* Set exercise *
Gather the lines below that include the string "right", copying each in full.

* Data excerpts *
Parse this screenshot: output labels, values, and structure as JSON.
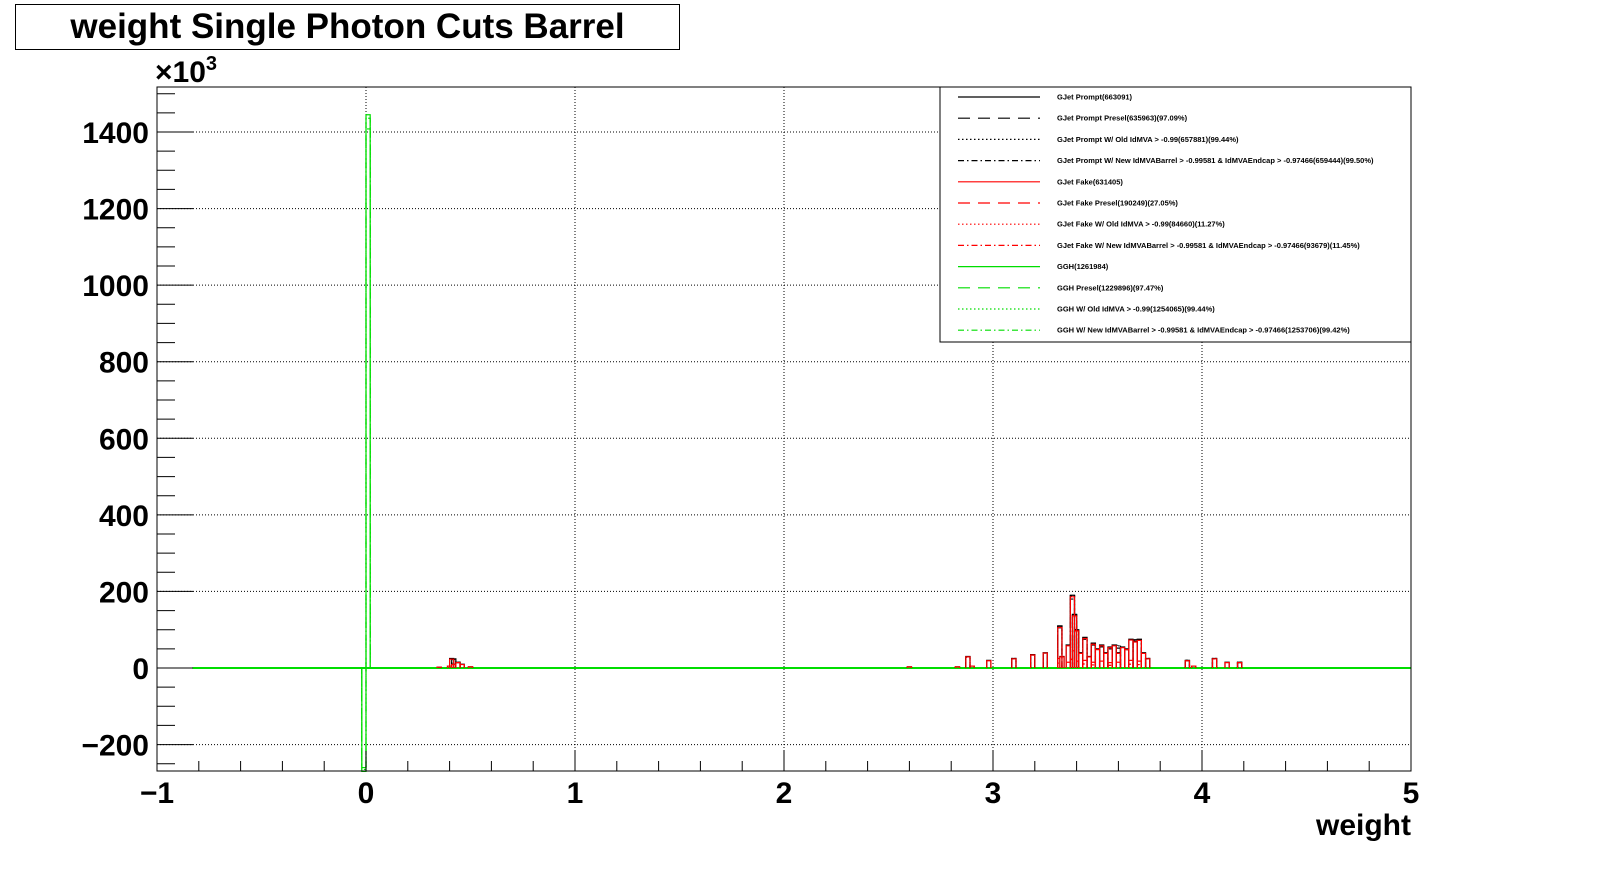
{
  "chart_data": {
    "type": "histogram",
    "title": "weight Single Photon Cuts Barrel",
    "xlabel": "weight",
    "ylabel": "",
    "y_multiplier": "×10^3",
    "xlim": [
      -1,
      5
    ],
    "ylim": [
      -270,
      1510
    ],
    "x_ticks": [
      -1,
      0,
      1,
      2,
      3,
      4,
      5
    ],
    "y_ticks": [
      -200,
      0,
      200,
      400,
      600,
      800,
      1000,
      1200,
      1400
    ],
    "x_tick_labels": [
      "−1",
      "0",
      "1",
      "2",
      "3",
      "4",
      "5"
    ],
    "y_tick_labels": [
      "−200",
      "0",
      "200",
      "400",
      "600",
      "800",
      "1000",
      "1200",
      "1400"
    ],
    "multiplier_base": "×10",
    "multiplier_exp": "3",
    "grid": true,
    "legend_position": "top-right",
    "series": [
      {
        "name": "GJet Prompt(663091)",
        "color": "#000000",
        "style": "solid",
        "x": [
          0.35,
          0.4,
          0.41,
          0.42,
          0.44,
          0.46,
          0.5,
          2.6,
          2.83,
          2.88,
          2.9,
          2.98,
          3.1,
          3.19,
          3.25,
          3.32,
          3.33,
          3.36,
          3.38,
          3.39,
          3.4,
          3.42,
          3.44,
          3.46,
          3.48,
          3.5,
          3.52,
          3.54,
          3.56,
          3.58,
          3.6,
          3.62,
          3.64,
          3.66,
          3.68,
          3.7,
          3.72,
          3.74,
          3.93,
          3.96,
          4.06,
          4.12,
          4.18
        ],
        "y": [
          2,
          5,
          25,
          10,
          15,
          10,
          3,
          3,
          3,
          30,
          5,
          20,
          25,
          35,
          40,
          110,
          30,
          60,
          190,
          140,
          100,
          40,
          80,
          30,
          65,
          50,
          60,
          40,
          55,
          60,
          40,
          55,
          50,
          75,
          70,
          75,
          40,
          25,
          20,
          5,
          25,
          15,
          15
        ]
      },
      {
        "name": "GJet Prompt Presel(635963)(97.09%)",
        "color": "#000000",
        "style": "dashed",
        "x": [
          0.42,
          0.44,
          2.88,
          3.1,
          3.19,
          3.25,
          3.32,
          3.38,
          3.39,
          3.4,
          3.44,
          3.48,
          3.52,
          3.56,
          3.6,
          3.64,
          3.68,
          3.7,
          3.74,
          3.93,
          4.06,
          4.18
        ],
        "y": [
          22,
          14,
          28,
          24,
          33,
          38,
          105,
          180,
          135,
          95,
          75,
          60,
          55,
          50,
          52,
          48,
          70,
          72,
          24,
          19,
          24,
          14
        ]
      },
      {
        "name": "GJet Prompt W/ Old IdMVA > -0.99(657881)(99.44%)",
        "color": "#000000",
        "style": "dotted",
        "x": [
          0.42,
          0.44,
          2.88,
          3.1,
          3.19,
          3.25,
          3.32,
          3.38,
          3.39,
          3.4,
          3.44,
          3.48,
          3.52,
          3.56,
          3.6,
          3.64,
          3.68,
          3.7,
          3.74,
          3.93,
          4.06,
          4.18
        ],
        "y": [
          24,
          15,
          29,
          25,
          34,
          39,
          108,
          188,
          138,
          98,
          78,
          63,
          58,
          53,
          58,
          49,
          73,
          74,
          25,
          20,
          25,
          15
        ]
      },
      {
        "name": "GJet Prompt W/ New IdMVABarrel > -0.99581 & IdMVAEndcap > -0.97466(659444)(99.50%)",
        "color": "#000000",
        "style": "dashdot",
        "x": [
          0.42,
          0.44,
          2.88,
          3.1,
          3.19,
          3.25,
          3.32,
          3.38,
          3.39,
          3.4,
          3.44,
          3.48,
          3.52,
          3.56,
          3.6,
          3.64,
          3.68,
          3.7,
          3.74,
          3.93,
          4.06,
          4.18
        ],
        "y": [
          24,
          15,
          29,
          25,
          34,
          39,
          109,
          189,
          139,
          99,
          79,
          64,
          59,
          54,
          59,
          49,
          74,
          74,
          25,
          20,
          25,
          15
        ]
      },
      {
        "name": "GJet Fake(631405)",
        "color": "#ff0000",
        "style": "solid",
        "x": [
          0.35,
          0.4,
          0.41,
          0.42,
          0.44,
          0.46,
          0.5,
          2.6,
          2.83,
          2.88,
          2.9,
          2.98,
          3.1,
          3.19,
          3.25,
          3.32,
          3.33,
          3.36,
          3.38,
          3.39,
          3.4,
          3.42,
          3.44,
          3.46,
          3.48,
          3.5,
          3.52,
          3.54,
          3.56,
          3.58,
          3.6,
          3.62,
          3.64,
          3.66,
          3.68,
          3.7,
          3.72,
          3.74,
          3.93,
          3.96,
          4.06,
          4.12,
          4.18
        ],
        "y": [
          2,
          5,
          23,
          9,
          14,
          9,
          3,
          3,
          3,
          29,
          5,
          19,
          24,
          34,
          39,
          106,
          29,
          58,
          186,
          136,
          97,
          38,
          77,
          29,
          62,
          48,
          58,
          38,
          53,
          58,
          38,
          53,
          48,
          73,
          68,
          72,
          38,
          24,
          19,
          5,
          24,
          14,
          14
        ]
      },
      {
        "name": "GJet Fake Presel(190249)(27.05%)",
        "color": "#ff0000",
        "style": "dashed",
        "x": [
          3.32,
          3.36,
          3.38,
          3.4,
          3.44,
          3.48,
          3.52,
          3.56,
          3.6,
          3.66,
          3.7
        ],
        "y": [
          25,
          15,
          45,
          35,
          20,
          15,
          18,
          14,
          15,
          20,
          18
        ]
      },
      {
        "name": "GJet Fake W/ Old IdMVA > -0.99(84660)(11.27%)",
        "color": "#ff0000",
        "style": "dotted",
        "x": [
          3.32,
          3.38,
          3.4,
          3.44,
          3.48,
          3.56,
          3.66,
          3.7
        ],
        "y": [
          12,
          22,
          17,
          10,
          8,
          7,
          10,
          9
        ]
      },
      {
        "name": "GJet Fake W/ New IdMVABarrel > -0.99581 & IdMVAEndcap > -0.97466(93679)(11.45%)",
        "color": "#ff0000",
        "style": "dashdot",
        "x": [
          3.32,
          3.38,
          3.4,
          3.44,
          3.48,
          3.56,
          3.66,
          3.7
        ],
        "y": [
          13,
          23,
          18,
          11,
          8,
          7,
          10,
          9
        ]
      },
      {
        "name": "GGH(1261984)",
        "color": "#00dd00",
        "style": "solid",
        "x": [
          -0.01,
          0.01
        ],
        "y": [
          -270,
          1445
        ]
      },
      {
        "name": "GGH Presel(1229896)(97.47%)",
        "color": "#00dd00",
        "style": "dashed",
        "x": [
          -0.01,
          0.01
        ],
        "y": [
          -260,
          1408
        ]
      },
      {
        "name": "GGH W/ Old IdMVA > -0.99(1254065)(99.44%)",
        "color": "#00dd00",
        "style": "dotted",
        "x": [
          -0.01,
          0.01
        ],
        "y": [
          -265,
          1436
        ]
      },
      {
        "name": "GGH W/ New IdMVABarrel > -0.99581 & IdMVAEndcap > -0.97466(1253706)(99.42%)",
        "color": "#00dd00",
        "style": "dashdot",
        "x": [
          -0.01,
          0.01
        ],
        "y": [
          -265,
          1436
        ]
      }
    ]
  }
}
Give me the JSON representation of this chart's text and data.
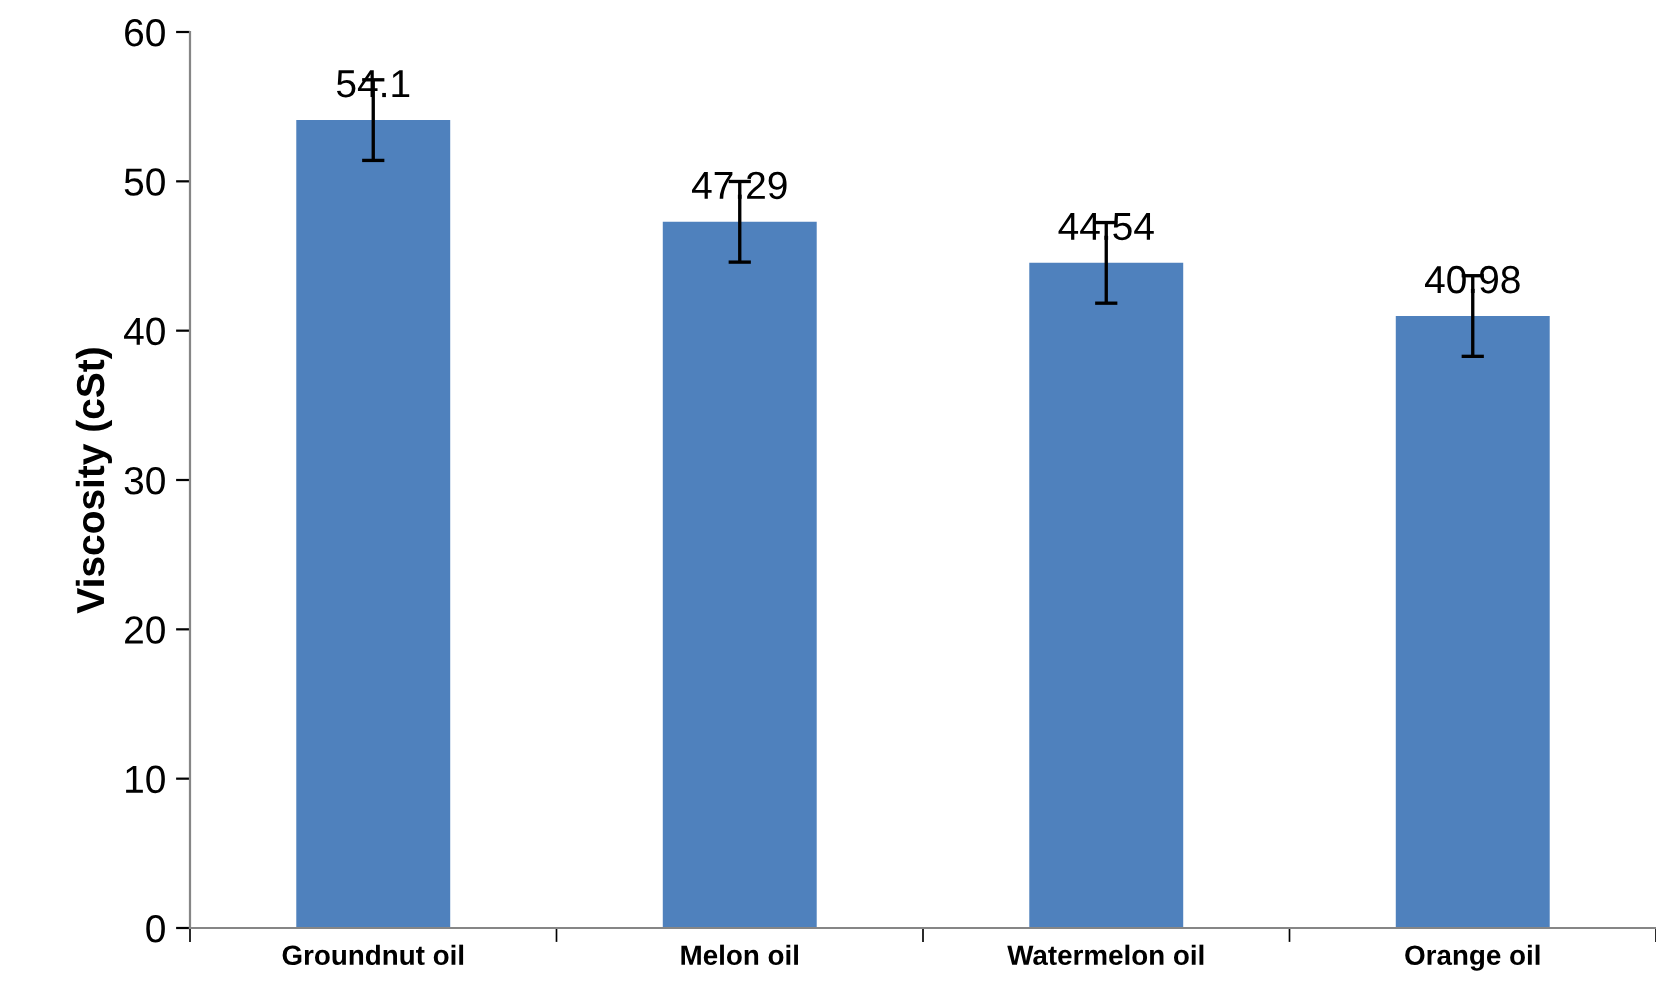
{
  "chart_data": {
    "type": "bar",
    "ylabel": "Viscosity (cSt)",
    "categories": [
      "Groundnut oil",
      "Melon oil",
      "Watermelon oil",
      "Orange oil"
    ],
    "values": [
      54.1,
      47.29,
      44.54,
      40.98
    ],
    "errors": [
      2.7,
      2.7,
      2.7,
      2.7
    ],
    "color": "#4f81bd",
    "ylim": [
      0,
      60
    ],
    "yticks": [
      0,
      10,
      20,
      30,
      40,
      50,
      60
    ],
    "data_labels": true,
    "grid": false,
    "legend": false
  }
}
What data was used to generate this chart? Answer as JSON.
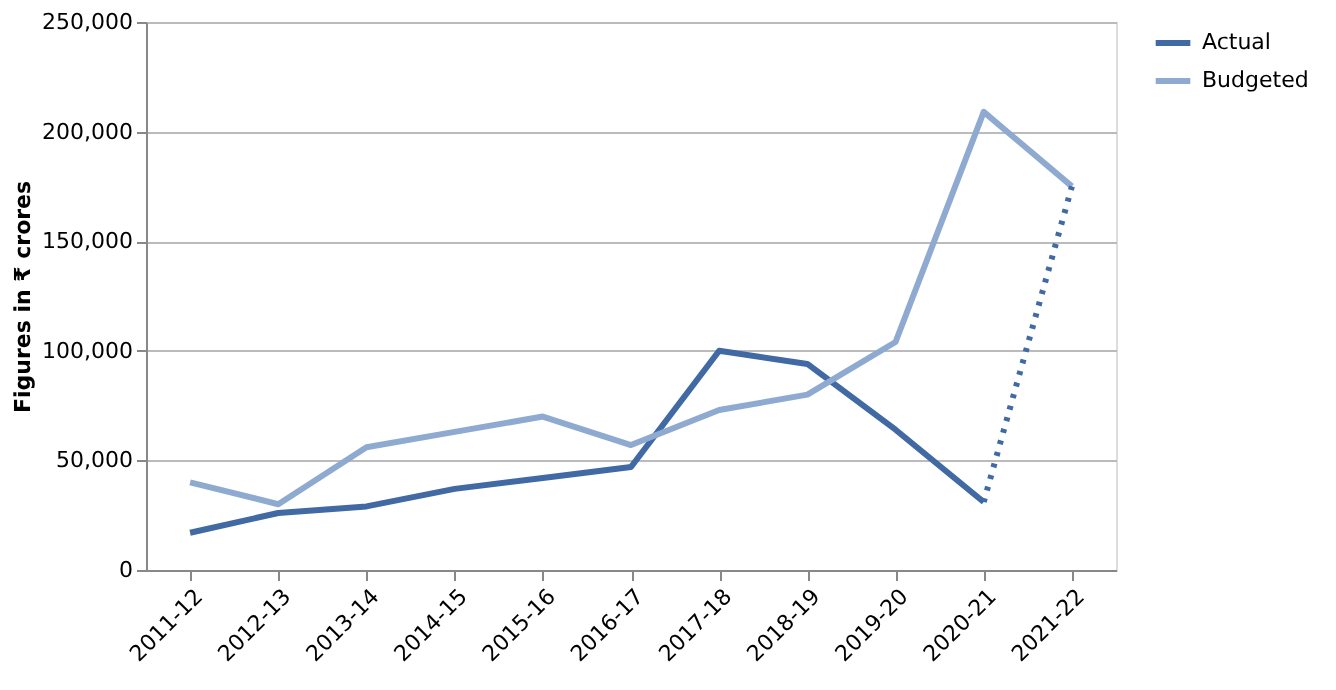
{
  "chart_data": {
    "type": "line",
    "ylabel": "Figures in ₹ crores",
    "categories": [
      "2011-12",
      "2012-13",
      "2013-14",
      "2014-15",
      "2015-16",
      "2016-17",
      "2017-18",
      "2018-19",
      "2019-20",
      "2020-21",
      "2021-22"
    ],
    "series": [
      {
        "name": "Actual",
        "color": "#4169a4",
        "values": [
          17000,
          26000,
          29000,
          37000,
          42000,
          47000,
          100000,
          94000,
          64000,
          31000,
          null
        ]
      },
      {
        "name": "Budgeted",
        "color": "#8faad0",
        "values": [
          40000,
          30000,
          56000,
          63000,
          70000,
          57000,
          73000,
          80000,
          104000,
          209000,
          175000
        ]
      },
      {
        "color": "#4169a4",
        "line_style": "dotted",
        "values": [
          null,
          null,
          null,
          null,
          null,
          null,
          null,
          null,
          null,
          31000,
          175000
        ]
      }
    ],
    "ylim": [
      0,
      250000
    ],
    "yticks": [
      0,
      {
        "value": 50000,
        "label": "50,000"
      },
      {
        "value": 100000,
        "label": "100,000"
      },
      {
        "value": 150000,
        "label": "150,000"
      },
      {
        "value": 200000,
        "label": "200,000"
      },
      {
        "value": 250000,
        "label": "250,000"
      }
    ],
    "grid": "y",
    "legend": "right",
    "marker": "none",
    "line_style": "solid"
  }
}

* Answer for the task *
    "legend_position": "top-right",
    "legend": "right",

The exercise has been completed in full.